Work instructions:
Output all of the entries exactly as written.
-- start The data --
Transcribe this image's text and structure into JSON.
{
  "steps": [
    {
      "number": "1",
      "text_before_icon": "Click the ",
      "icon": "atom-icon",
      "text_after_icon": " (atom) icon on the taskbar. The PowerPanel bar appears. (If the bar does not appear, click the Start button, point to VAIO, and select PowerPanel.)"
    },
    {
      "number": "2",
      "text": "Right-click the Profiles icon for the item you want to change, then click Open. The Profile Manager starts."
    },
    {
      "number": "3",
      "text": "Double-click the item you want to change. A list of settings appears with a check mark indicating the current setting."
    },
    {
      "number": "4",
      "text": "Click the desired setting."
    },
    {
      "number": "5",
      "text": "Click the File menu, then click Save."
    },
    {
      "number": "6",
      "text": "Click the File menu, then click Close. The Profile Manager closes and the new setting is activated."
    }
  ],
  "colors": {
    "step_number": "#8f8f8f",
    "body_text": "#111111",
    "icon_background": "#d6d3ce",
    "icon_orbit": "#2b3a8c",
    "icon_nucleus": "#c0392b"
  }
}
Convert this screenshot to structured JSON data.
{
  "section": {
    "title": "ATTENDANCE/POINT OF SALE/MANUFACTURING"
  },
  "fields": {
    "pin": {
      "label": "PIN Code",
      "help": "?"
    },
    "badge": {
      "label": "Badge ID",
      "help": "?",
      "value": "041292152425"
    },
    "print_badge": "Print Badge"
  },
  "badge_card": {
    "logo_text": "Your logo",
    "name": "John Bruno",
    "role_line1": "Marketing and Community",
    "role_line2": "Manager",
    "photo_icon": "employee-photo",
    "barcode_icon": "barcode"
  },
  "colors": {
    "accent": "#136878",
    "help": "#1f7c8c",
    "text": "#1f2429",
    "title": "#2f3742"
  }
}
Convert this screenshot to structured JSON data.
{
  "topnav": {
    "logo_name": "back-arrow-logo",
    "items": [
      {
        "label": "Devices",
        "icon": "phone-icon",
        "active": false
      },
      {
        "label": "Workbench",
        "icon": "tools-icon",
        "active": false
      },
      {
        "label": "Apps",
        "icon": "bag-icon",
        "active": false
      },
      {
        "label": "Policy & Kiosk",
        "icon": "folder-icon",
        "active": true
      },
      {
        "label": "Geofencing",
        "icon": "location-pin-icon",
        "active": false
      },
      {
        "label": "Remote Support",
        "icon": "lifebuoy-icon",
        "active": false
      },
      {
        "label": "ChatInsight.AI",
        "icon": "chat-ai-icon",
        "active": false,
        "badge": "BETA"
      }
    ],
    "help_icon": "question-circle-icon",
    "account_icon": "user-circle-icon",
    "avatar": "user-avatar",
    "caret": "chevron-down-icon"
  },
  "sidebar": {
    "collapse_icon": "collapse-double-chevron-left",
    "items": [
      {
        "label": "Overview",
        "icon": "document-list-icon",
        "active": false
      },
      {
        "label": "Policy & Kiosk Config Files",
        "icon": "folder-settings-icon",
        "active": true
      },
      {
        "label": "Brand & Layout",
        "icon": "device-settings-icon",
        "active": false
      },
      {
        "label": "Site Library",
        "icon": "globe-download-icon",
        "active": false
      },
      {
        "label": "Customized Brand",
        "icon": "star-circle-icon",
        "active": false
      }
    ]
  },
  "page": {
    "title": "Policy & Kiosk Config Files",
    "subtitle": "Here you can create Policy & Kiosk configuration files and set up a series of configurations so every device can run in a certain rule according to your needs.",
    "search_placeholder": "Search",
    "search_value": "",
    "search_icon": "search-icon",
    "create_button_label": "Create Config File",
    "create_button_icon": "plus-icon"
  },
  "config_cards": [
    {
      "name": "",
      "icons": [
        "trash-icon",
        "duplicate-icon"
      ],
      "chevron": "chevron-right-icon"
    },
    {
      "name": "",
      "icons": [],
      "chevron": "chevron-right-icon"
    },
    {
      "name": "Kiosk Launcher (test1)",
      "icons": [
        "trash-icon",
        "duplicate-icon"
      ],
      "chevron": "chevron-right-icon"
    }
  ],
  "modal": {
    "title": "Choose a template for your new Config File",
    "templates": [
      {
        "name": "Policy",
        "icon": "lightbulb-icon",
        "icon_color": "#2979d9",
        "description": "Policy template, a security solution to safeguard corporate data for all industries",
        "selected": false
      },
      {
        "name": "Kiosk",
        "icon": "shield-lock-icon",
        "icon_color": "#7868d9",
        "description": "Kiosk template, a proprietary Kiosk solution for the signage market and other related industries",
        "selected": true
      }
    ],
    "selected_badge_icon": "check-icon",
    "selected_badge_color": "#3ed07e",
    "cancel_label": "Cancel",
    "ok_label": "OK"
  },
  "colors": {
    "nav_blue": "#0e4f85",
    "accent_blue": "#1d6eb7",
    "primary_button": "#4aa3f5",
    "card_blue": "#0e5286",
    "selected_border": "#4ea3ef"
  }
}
-- end The data --
Written solution:
Transcribe this image's text and structure into JSON.
{
  "steps": [
    {
      "number": "1",
      "text_before_icon": "Click the ",
      "icon": "atom-icon",
      "text_after_icon": " (atom) icon on the taskbar. The PowerPanel bar appears. (If the bar does not appear, click the Start button, point to VAIO, and select PowerPanel.)"
    },
    {
      "number": "2",
      "text": "Right-click the Profiles icon for the item you want to change, then click Open. The Profile Manager starts."
    },
    {
      "number": "3",
      "text": "Double-click the item you want to change. A list of settings appears with a check mark indicating the current setting."
    },
    {
      "number": "4",
      "text": "Click the desired setting."
    },
    {
      "number": "5",
      "text": "Click the File menu, then click Save."
    },
    {
      "number": "6",
      "text": "Click the File menu, then click Close. The Profile Manager closes and the new setting is activated."
    }
  ],
  "colors": {
    "step_number": "#8f8f8f",
    "body_text": "#111111",
    "icon_background": "#d6d3ce",
    "icon_orbit": "#2b3a8c",
    "icon_nucleus": "#c0392b"
  }
}
Convert this screenshot to structured JSON data.
{
  "section": {
    "title": "ATTENDANCE/POINT OF SALE/MANUFACTURING"
  },
  "fields": {
    "pin": {
      "label": "PIN Code",
      "help": "?"
    },
    "badge": {
      "label": "Badge ID",
      "help": "?",
      "value": "041292152425"
    },
    "print_badge": "Print Badge"
  },
  "badge_card": {
    "logo_text": "Your logo",
    "name": "John Bruno",
    "role_line1": "Marketing and Community",
    "role_line2": "Manager",
    "photo_icon": "employee-photo",
    "barcode_icon": "barcode"
  },
  "colors": {
    "accent": "#136878",
    "help": "#1f7c8c",
    "text": "#1f2429",
    "title": "#2f3742"
  }
}
Convert this screenshot to structured JSON data.
{
  "topnav": {
    "logo_name": "back-arrow-logo",
    "items": [
      {
        "label": "Devices",
        "icon": "phone-icon",
        "active": false
      },
      {
        "label": "Workbench",
        "icon": "tools-icon",
        "active": false
      },
      {
        "label": "Apps",
        "icon": "bag-icon",
        "active": false
      },
      {
        "label": "Policy & Kiosk",
        "icon": "folder-icon",
        "active": true
      },
      {
        "label": "Geofencing",
        "icon": "location-pin-icon",
        "active": false
      },
      {
        "label": "Remote Support",
        "icon": "lifebuoy-icon",
        "active": false
      },
      {
        "label": "ChatInsight.AI",
        "icon": "chat-ai-icon",
        "active": false,
        "badge": "BETA"
      }
    ],
    "help_icon": "question-circle-icon",
    "account_icon": "user-circle-icon",
    "avatar": "user-avatar",
    "caret": "chevron-down-icon"
  },
  "sidebar": {
    "collapse_icon": "collapse-double-chevron-left",
    "items": [
      {
        "label": "Overview",
        "icon": "document-list-icon",
        "active": false
      },
      {
        "label": "Policy & Kiosk Config Files",
        "icon": "folder-settings-icon",
        "active": true
      },
      {
        "label": "Brand & Layout",
        "icon": "device-settings-icon",
        "active": false
      },
      {
        "label": "Site Library",
        "icon": "globe-download-icon",
        "active": false
      },
      {
        "label": "Customized Brand",
        "icon": "star-circle-icon",
        "active": false
      }
    ]
  },
  "page": {
    "title": "Policy & Kiosk Config Files",
    "subtitle": "Here you can create Policy & Kiosk configuration files and set up a series of configurations so every device can run in a certain rule according to your needs.",
    "search_placeholder": "Search",
    "search_value": "",
    "search_icon": "search-icon",
    "create_button_label": "Create Config File",
    "create_button_icon": "plus-icon"
  },
  "config_cards": [
    {
      "name": "",
      "icons": [
        "trash-icon",
        "duplicate-icon"
      ],
      "chevron": "chevron-right-icon"
    },
    {
      "name": "",
      "icons": [],
      "chevron": "chevron-right-icon"
    },
    {
      "name": "Kiosk Launcher (test1)",
      "icons": [
        "trash-icon",
        "duplicate-icon"
      ],
      "chevron": "chevron-right-icon"
    }
  ],
  "modal": {
    "title": "Choose a template for your new Config File",
    "templates": [
      {
        "name": "Policy",
        "icon": "lightbulb-icon",
        "icon_color": "#2979d9",
        "description": "Policy template, a security solution to safeguard corporate data for all industries",
        "selected": false
      },
      {
        "name": "Kiosk",
        "icon": "shield-lock-icon",
        "icon_color": "#7868d9",
        "description": "Kiosk template, a proprietary Kiosk solution for the signage market and other related industries",
        "selected": true
      }
    ],
    "selected_badge_icon": "check-icon",
    "selected_badge_color": "#3ed07e",
    "cancel_label": "Cancel",
    "ok_label": "OK"
  },
  "colors": {
    "nav_blue": "#0e4f85",
    "accent_blue": "#1d6eb7",
    "primary_button": "#4aa3f5",
    "card_blue": "#0e5286",
    "selected_border": "#4ea3ef"
  }
}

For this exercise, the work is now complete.